(Dataset records)
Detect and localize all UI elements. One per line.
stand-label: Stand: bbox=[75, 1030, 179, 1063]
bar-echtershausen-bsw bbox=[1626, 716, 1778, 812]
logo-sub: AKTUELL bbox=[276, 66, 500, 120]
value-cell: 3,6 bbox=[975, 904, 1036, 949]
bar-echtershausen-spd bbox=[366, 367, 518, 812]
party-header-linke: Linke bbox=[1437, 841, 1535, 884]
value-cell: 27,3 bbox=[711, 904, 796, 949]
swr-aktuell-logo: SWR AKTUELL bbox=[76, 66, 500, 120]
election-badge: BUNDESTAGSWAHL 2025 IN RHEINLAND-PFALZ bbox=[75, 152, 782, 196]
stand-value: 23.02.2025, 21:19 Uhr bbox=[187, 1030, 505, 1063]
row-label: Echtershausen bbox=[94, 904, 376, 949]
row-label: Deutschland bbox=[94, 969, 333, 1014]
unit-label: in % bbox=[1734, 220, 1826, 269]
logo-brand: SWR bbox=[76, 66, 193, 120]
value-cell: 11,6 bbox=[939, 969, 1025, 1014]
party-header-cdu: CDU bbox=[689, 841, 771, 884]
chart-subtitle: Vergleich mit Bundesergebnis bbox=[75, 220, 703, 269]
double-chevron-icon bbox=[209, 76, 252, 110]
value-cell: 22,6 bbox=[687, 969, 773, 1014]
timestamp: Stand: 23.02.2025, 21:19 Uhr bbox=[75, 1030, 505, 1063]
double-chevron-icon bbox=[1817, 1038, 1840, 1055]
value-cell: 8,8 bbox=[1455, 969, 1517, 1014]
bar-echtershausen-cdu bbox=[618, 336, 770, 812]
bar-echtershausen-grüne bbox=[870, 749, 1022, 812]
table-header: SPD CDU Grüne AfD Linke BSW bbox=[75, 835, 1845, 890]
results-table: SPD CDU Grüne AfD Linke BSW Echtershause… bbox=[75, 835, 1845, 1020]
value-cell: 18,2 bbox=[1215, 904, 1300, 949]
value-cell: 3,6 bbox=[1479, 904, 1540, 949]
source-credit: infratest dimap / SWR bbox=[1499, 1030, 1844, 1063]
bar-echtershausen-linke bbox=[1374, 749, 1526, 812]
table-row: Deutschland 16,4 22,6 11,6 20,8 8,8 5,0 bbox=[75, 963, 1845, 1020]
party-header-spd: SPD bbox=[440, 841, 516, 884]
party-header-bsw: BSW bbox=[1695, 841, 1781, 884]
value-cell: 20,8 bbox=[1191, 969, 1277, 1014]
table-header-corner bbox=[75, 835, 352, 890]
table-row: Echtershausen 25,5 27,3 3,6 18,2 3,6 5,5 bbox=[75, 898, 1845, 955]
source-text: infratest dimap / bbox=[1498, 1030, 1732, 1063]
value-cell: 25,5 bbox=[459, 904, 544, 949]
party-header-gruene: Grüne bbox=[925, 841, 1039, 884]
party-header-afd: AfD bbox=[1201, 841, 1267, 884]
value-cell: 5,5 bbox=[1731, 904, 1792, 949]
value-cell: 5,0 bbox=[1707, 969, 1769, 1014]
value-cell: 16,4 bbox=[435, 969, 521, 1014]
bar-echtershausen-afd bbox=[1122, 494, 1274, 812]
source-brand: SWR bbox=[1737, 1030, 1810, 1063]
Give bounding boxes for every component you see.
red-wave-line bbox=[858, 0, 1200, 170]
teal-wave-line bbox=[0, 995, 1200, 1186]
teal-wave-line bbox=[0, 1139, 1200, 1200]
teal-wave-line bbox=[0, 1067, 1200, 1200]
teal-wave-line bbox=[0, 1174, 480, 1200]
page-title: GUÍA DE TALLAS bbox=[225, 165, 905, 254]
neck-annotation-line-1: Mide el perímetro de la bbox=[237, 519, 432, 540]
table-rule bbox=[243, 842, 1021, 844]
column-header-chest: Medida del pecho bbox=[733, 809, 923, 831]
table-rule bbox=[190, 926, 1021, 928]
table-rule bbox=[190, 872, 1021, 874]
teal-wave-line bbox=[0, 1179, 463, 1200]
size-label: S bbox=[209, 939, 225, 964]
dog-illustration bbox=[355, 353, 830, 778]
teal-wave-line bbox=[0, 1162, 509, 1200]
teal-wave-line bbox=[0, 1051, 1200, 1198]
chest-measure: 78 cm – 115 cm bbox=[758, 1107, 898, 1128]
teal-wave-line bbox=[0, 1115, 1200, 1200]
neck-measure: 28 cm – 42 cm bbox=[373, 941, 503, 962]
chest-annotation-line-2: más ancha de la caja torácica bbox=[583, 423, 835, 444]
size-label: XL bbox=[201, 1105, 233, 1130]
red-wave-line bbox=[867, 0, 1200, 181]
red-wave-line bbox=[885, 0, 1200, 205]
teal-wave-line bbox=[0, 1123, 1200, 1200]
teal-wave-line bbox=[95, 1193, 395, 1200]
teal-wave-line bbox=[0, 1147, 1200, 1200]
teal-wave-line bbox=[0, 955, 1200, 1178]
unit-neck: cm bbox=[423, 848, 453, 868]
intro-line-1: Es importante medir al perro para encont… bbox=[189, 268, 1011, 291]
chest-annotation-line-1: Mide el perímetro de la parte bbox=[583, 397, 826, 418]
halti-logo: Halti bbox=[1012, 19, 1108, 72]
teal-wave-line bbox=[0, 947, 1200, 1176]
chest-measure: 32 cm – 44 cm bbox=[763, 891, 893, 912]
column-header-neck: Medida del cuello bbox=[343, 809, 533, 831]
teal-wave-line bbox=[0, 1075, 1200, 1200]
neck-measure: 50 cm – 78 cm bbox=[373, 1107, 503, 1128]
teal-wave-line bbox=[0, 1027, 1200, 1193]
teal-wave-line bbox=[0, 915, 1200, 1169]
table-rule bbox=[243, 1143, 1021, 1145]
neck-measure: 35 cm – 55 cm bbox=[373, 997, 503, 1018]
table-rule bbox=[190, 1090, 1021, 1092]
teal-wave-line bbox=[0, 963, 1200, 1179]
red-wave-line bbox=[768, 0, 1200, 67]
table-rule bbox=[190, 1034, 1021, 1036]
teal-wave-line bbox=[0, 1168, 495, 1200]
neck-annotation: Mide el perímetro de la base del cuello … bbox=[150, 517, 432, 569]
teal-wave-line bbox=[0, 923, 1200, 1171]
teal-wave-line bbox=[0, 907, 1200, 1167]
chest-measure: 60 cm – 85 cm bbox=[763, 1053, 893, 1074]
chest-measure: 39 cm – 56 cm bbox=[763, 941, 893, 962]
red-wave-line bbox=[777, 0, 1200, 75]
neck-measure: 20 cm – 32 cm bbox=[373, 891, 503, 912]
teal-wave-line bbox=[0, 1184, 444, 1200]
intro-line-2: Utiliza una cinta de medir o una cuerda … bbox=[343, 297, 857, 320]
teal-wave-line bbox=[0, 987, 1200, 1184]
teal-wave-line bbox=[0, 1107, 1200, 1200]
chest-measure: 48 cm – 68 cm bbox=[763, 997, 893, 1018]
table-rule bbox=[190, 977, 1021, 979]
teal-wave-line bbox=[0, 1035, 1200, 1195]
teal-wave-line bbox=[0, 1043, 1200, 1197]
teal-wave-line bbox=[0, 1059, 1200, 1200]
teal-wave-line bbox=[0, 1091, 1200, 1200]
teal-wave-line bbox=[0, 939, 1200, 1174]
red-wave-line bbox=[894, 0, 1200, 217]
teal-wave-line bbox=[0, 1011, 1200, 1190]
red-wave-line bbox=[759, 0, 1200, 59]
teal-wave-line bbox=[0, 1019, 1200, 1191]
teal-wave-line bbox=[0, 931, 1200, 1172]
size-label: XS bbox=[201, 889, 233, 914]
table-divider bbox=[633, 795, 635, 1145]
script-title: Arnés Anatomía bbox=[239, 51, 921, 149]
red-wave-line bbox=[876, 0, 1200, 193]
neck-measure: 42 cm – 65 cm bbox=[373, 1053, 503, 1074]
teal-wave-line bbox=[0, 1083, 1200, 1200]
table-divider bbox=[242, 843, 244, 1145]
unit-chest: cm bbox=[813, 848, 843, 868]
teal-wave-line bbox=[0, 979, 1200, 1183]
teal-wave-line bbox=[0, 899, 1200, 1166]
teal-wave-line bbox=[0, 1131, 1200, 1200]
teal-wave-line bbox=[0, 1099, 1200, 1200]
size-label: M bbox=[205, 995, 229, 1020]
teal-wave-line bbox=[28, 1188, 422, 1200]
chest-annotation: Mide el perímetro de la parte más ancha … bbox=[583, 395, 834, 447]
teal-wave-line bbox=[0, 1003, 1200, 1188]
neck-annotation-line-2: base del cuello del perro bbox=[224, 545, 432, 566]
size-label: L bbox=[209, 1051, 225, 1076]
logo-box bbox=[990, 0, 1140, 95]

- What is required -
Turn the lines into a numbered list, starting at the first line and ending at the line containing "election-badge: BUNDESTAGSWAHL 2025", both included. Leave out any blank lines.

- Solution for this problem -
1. Detect and localize all UI elements. One per line.
2. stand-label: Stand: bbox=[75, 1030, 179, 1063]
3. bar-echtershausen-bsw bbox=[1626, 716, 1778, 812]
4. logo-sub: AKTUELL bbox=[276, 66, 500, 120]
5. value-cell: 3,6 bbox=[975, 904, 1036, 949]
6. bar-echtershausen-spd bbox=[366, 367, 518, 812]
7. party-header-linke: Linke bbox=[1437, 841, 1535, 884]
8. value-cell: 27,3 bbox=[711, 904, 796, 949]
9. swr-aktuell-logo: SWR AKTUELL bbox=[76, 66, 500, 120]
10. election-badge: BUNDESTAGSWAHL 2025 IN RHEINLAND-PFALZ bbox=[75, 152, 782, 196]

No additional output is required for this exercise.